(Document layout detection data)
▬▬▬▬▬▬

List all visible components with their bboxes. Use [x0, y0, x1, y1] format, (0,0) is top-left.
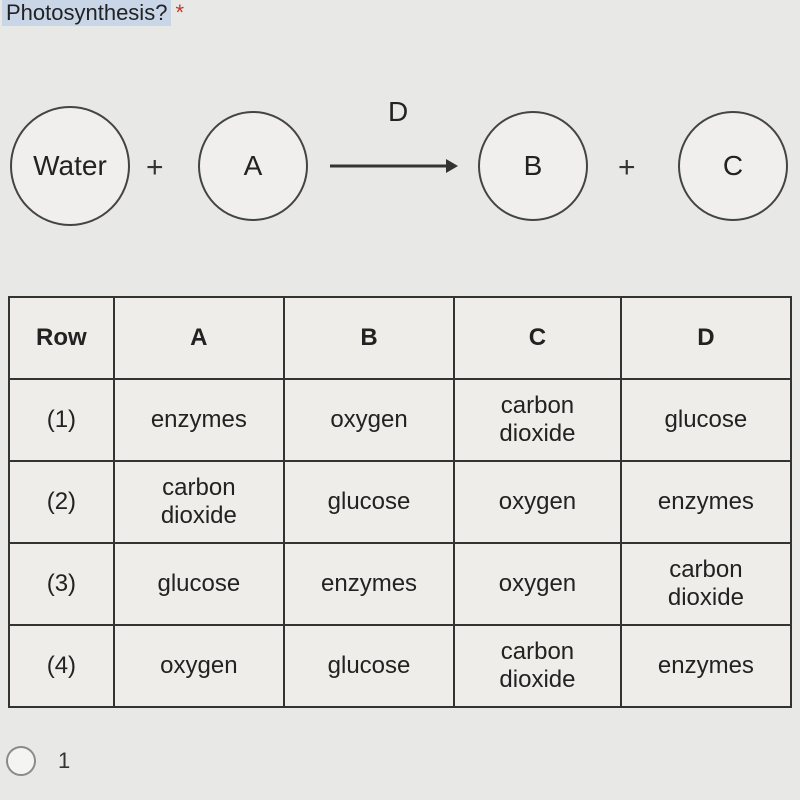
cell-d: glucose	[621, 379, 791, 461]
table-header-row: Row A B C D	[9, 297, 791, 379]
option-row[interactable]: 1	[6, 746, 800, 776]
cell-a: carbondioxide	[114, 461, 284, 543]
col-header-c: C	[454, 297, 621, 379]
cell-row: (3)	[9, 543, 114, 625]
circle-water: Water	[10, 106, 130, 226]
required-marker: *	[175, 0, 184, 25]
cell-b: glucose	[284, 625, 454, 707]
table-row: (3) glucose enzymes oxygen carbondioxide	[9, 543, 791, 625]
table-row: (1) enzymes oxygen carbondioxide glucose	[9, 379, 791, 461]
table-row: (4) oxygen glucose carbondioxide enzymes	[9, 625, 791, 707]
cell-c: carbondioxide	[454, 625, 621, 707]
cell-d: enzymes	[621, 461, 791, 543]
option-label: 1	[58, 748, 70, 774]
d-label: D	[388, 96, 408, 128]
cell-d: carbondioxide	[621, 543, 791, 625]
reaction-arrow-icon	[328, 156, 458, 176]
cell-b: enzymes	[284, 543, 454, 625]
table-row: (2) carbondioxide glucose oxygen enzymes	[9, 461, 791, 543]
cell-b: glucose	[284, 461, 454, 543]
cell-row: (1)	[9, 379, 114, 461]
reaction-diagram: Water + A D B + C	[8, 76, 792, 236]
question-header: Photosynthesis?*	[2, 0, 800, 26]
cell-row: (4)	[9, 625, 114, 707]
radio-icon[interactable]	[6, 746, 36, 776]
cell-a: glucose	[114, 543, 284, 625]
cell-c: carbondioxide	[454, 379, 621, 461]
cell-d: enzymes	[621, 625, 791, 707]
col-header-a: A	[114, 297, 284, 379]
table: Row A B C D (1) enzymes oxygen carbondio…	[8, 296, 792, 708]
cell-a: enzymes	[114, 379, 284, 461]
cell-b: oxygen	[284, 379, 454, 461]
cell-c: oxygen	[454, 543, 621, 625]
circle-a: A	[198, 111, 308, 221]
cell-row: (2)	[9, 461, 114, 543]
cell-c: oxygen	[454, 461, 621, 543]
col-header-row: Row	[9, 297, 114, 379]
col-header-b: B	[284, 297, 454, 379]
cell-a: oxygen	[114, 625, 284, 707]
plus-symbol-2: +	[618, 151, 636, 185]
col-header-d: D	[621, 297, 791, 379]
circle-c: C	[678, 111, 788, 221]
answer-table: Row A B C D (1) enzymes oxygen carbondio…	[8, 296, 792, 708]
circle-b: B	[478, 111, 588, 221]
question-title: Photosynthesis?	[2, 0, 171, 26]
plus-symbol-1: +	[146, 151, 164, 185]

▬▬▬▬▬▬

- _WHAT THE EXERCISE ASKS_
Exactly how many lines of the records above contain "label"? Please state only the number.

- _RESPONSE BOX_
2